Provided records:
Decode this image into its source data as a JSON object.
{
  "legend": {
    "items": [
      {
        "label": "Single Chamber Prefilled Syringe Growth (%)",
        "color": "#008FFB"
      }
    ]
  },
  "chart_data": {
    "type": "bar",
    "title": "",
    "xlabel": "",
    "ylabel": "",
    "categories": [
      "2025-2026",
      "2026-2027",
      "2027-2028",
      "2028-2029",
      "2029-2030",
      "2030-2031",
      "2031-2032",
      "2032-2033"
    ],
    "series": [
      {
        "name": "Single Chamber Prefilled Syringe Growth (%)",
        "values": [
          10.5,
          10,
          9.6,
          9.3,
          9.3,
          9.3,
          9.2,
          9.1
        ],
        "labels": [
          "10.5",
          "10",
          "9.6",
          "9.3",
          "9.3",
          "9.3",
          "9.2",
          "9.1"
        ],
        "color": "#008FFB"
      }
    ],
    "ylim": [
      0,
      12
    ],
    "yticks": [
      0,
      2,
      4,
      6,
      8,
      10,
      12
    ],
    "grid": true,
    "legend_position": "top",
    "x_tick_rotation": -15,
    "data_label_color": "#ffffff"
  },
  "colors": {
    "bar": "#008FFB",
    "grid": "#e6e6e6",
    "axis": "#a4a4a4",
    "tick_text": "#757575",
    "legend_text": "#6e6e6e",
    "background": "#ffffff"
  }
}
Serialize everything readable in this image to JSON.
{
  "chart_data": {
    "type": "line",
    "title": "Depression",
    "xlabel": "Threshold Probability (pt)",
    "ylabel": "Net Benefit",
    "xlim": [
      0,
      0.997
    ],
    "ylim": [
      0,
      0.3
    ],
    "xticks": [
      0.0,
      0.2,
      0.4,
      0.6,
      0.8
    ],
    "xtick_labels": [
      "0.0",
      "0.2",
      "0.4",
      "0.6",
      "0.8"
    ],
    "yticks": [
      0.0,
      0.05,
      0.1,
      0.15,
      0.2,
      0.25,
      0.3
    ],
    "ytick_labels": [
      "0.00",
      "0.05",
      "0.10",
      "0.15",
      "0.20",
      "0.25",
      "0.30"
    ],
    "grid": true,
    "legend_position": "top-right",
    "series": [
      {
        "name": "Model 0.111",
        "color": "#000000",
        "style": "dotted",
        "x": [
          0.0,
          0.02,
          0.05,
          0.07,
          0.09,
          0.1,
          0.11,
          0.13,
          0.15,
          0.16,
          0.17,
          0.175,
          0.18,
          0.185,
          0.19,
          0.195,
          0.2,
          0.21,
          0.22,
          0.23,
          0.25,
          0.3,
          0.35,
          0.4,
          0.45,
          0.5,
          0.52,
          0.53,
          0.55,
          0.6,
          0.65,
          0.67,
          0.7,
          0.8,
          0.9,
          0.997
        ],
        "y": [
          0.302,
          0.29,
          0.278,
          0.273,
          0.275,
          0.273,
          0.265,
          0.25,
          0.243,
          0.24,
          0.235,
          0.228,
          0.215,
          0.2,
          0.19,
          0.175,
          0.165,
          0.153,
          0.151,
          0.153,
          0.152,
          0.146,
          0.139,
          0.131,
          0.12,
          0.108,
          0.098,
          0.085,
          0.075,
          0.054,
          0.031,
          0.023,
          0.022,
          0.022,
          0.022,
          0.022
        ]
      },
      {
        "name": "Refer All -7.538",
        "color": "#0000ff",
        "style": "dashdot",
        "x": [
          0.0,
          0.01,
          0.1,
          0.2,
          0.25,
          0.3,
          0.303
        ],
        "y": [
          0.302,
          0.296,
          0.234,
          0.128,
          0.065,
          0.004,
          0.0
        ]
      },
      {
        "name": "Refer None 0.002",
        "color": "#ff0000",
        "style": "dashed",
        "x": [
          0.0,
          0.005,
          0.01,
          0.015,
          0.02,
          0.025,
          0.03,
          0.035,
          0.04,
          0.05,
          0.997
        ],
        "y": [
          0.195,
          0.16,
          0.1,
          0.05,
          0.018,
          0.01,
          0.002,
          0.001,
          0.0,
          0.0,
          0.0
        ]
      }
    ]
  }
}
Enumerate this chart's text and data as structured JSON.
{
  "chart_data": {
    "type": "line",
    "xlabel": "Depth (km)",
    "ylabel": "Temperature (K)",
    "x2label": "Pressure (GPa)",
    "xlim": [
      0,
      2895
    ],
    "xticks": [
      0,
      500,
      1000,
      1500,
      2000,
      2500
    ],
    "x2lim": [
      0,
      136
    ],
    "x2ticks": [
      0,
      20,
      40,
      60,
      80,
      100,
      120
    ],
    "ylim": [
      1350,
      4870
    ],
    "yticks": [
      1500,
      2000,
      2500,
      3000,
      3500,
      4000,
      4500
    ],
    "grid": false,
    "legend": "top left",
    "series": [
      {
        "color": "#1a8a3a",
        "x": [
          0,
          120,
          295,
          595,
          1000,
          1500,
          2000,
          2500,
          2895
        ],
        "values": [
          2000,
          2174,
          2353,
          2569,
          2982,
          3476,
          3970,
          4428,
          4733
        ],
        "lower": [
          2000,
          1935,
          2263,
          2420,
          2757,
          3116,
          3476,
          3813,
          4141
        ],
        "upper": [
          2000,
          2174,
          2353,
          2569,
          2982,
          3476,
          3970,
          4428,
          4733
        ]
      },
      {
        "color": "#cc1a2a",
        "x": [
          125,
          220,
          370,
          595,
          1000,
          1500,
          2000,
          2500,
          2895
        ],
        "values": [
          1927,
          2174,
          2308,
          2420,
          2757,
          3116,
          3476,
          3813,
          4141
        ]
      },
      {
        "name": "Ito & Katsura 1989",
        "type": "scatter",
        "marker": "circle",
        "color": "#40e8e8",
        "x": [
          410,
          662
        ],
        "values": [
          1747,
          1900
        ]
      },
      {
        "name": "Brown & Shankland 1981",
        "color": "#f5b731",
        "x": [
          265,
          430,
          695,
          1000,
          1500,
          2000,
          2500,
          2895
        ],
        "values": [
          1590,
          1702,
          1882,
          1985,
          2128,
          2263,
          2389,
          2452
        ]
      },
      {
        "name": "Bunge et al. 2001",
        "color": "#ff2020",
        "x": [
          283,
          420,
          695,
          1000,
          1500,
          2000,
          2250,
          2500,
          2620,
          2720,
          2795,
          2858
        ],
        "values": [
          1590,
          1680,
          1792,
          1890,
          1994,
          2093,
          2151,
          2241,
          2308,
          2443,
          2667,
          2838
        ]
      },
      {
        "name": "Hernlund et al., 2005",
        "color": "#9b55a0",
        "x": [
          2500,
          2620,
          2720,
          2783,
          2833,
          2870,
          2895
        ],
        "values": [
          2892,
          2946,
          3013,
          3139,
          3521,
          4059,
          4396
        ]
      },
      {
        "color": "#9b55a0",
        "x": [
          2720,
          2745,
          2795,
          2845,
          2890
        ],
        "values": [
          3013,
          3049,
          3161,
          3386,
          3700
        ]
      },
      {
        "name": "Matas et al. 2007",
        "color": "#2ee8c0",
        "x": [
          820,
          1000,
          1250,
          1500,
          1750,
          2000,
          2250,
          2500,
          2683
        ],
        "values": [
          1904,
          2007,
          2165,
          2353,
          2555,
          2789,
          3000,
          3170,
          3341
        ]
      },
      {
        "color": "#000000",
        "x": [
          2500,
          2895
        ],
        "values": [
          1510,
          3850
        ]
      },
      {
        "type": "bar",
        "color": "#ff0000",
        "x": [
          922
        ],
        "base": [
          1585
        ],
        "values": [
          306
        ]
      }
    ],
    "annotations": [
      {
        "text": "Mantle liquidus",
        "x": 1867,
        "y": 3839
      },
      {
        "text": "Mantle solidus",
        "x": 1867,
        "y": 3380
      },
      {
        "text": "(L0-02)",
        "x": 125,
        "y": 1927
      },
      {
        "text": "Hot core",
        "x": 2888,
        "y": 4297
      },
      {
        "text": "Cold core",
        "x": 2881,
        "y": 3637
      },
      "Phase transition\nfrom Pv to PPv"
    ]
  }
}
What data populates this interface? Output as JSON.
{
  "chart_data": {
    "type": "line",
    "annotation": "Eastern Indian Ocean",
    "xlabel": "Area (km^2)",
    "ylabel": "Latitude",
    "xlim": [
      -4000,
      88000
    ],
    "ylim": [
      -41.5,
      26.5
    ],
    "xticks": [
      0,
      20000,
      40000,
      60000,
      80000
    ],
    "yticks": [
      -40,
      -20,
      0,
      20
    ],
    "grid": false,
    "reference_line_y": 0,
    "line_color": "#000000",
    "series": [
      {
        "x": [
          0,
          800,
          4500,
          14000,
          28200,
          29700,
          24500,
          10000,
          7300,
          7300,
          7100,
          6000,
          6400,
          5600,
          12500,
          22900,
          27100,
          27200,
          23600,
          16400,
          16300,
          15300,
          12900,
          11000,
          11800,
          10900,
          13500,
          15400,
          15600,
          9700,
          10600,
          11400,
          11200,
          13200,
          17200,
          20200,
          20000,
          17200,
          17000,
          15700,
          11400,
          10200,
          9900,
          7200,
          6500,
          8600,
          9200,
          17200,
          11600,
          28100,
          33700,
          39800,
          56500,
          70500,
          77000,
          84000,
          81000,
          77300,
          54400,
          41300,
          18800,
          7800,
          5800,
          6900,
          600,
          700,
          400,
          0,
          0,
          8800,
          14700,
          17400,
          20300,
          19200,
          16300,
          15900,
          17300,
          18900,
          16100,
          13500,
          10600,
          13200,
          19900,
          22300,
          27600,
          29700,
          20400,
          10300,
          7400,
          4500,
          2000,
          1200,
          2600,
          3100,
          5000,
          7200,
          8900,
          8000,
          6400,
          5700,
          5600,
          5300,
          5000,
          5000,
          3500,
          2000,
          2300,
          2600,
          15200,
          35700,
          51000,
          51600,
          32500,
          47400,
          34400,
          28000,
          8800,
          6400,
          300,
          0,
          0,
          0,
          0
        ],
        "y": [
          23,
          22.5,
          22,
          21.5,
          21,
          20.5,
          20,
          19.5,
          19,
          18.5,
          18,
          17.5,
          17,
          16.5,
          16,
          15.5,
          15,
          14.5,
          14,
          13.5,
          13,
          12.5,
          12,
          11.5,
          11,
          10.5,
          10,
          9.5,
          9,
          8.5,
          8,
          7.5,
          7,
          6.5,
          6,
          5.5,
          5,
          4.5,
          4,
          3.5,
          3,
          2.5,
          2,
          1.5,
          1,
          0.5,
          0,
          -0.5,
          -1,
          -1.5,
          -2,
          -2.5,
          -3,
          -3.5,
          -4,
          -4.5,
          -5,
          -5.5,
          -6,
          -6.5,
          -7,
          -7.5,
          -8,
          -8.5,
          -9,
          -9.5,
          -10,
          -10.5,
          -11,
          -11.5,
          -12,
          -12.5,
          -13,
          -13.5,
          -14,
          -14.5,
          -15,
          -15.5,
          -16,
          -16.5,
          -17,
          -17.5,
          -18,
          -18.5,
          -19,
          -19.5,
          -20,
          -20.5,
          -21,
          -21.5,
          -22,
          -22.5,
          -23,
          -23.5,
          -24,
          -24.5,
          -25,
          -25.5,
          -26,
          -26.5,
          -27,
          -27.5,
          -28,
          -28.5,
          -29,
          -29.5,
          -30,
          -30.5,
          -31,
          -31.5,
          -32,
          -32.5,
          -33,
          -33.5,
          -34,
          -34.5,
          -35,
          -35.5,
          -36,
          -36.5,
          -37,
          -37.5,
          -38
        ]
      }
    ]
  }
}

Problem statement: Reply with the number of lines in the material above that contain "Syringe", and nothing more.

Finished task: 2